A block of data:
====================

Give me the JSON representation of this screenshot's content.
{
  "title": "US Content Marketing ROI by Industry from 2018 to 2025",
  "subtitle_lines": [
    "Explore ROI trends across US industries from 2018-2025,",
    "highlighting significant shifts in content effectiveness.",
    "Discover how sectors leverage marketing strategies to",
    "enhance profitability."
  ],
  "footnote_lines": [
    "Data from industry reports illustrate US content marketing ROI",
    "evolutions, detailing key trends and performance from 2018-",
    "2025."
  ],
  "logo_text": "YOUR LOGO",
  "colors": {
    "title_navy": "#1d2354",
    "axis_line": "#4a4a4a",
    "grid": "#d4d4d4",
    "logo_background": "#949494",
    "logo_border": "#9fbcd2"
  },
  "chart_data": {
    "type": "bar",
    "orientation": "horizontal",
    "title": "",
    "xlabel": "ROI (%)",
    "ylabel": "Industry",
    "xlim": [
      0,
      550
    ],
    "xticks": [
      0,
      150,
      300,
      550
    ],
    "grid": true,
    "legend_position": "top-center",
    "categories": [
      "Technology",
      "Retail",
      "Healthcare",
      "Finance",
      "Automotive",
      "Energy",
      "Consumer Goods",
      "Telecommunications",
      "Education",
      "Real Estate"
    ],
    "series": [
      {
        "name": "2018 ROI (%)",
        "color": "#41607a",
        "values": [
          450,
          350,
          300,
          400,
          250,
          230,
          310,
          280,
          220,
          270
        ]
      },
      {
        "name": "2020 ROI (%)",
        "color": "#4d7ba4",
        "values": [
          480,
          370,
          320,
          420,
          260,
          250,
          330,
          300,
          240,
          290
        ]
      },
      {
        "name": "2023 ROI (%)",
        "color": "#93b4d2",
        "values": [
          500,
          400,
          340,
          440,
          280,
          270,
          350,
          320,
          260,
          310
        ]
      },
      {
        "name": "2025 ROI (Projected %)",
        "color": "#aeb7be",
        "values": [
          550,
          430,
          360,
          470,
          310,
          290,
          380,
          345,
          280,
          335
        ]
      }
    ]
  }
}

====================

Nothing in the listing may be changed; retype it all exactly.

Give me the JSON representation of this screenshot's content.
{
  "title": "US Content Marketing ROI by Industry from 2018 to 2025",
  "subtitle_lines": [
    "Explore ROI trends across US industries from 2018-2025,",
    "highlighting significant shifts in content effectiveness.",
    "Discover how sectors leverage marketing strategies to",
    "enhance profitability."
  ],
  "footnote_lines": [
    "Data from industry reports illustrate US content marketing ROI",
    "evolutions, detailing key trends and performance from 2018-",
    "2025."
  ],
  "logo_text": "YOUR LOGO",
  "colors": {
    "title_navy": "#1d2354",
    "axis_line": "#4a4a4a",
    "grid": "#d4d4d4",
    "logo_background": "#949494",
    "logo_border": "#9fbcd2"
  },
  "chart_data": {
    "type": "bar",
    "orientation": "horizontal",
    "title": "",
    "xlabel": "ROI (%)",
    "ylabel": "Industry",
    "xlim": [
      0,
      550
    ],
    "xticks": [
      0,
      150,
      300,
      550
    ],
    "grid": true,
    "legend_position": "top-center",
    "categories": [
      "Technology",
      "Retail",
      "Healthcare",
      "Finance",
      "Automotive",
      "Energy",
      "Consumer Goods",
      "Telecommunications",
      "Education",
      "Real Estate"
    ],
    "series": [
      {
        "name": "2018 ROI (%)",
        "color": "#41607a",
        "values": [
          450,
          350,
          300,
          400,
          250,
          230,
          310,
          280,
          220,
          270
        ]
      },
      {
        "name": "2020 ROI (%)",
        "color": "#4d7ba4",
        "values": [
          480,
          370,
          320,
          420,
          260,
          250,
          330,
          300,
          240,
          290
        ]
      },
      {
        "name": "2023 ROI (%)",
        "color": "#93b4d2",
        "values": [
          500,
          400,
          340,
          440,
          280,
          270,
          350,
          320,
          260,
          310
        ]
      },
      {
        "name": "2025 ROI (Projected %)",
        "color": "#aeb7be",
        "values": [
          550,
          430,
          360,
          470,
          310,
          290,
          380,
          345,
          280,
          335
        ]
      }
    ]
  }
}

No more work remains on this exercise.